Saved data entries
★ ★ ★ ★ ★

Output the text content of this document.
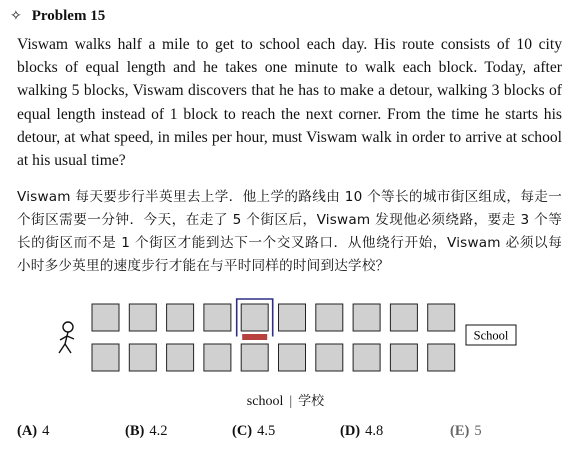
✧ Problem 15
Viswam walks half a mile to get to school each day. His route consists of 10 city blocks of equal length and he takes one minute to walk each block. Today, after walking 5 blocks, Viswam discovers that he has to make a detour, walking 3 blocks of equal length instead of 1 block to reach the next corner. From the time he starts his detour, at what speed, in miles per hour, must Viswam walk in order to arrive at school at his usual time?
Viswam 每天要步行半英里去上学．他上学的路线由 10 个等长的城市街区组成，每走一个街区需要一分钟．今天，在走了 5 个街区后，Viswam 发现他必须绕路，要走 3 个等长的街区而不是 1 个街区才能到达下一个交叉路口．从他绕行开始，Viswam 必须以每小时多少英里的速度步行才能在与平时同样的时间到达学校？
School
school | 学校
(A) 4	(B) 4.2	(C) 4.5	(D) 4.8	(E) 5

★ ★ ★ ★ ★

### THE REQUEST
Copy every line above word for word and exclude the pictures.

### ANSWER TO THE TASK
Output the text content of this document.
✧ Problem 15
Viswam walks half a mile to get to school each day. His route consists of 10 city blocks of equal length and he takes one minute to walk each block. Today, after walking 5 blocks, Viswam discovers that he has to make a detour, walking 3 blocks of equal length instead of 1 block to reach the next corner. From the time he starts his detour, at what speed, in miles per hour, must Viswam walk in order to arrive at school at his usual time?
Viswam 每天要步行半英里去上学．他上学的路线由 10 个等长的城市街区组成，每走一个街区需要一分钟．今天，在走了 5 个街区后，Viswam 发现他必须绕路，要走 3 个等长的街区而不是 1 个街区才能到达下一个交叉路口．从他绕行开始，Viswam 必须以每小时多少英里的速度步行才能在与平时同样的时间到达学校？
School
school | 学校
(A) 4	(B) 4.2	(C) 4.5	(D) 4.8	(E) 5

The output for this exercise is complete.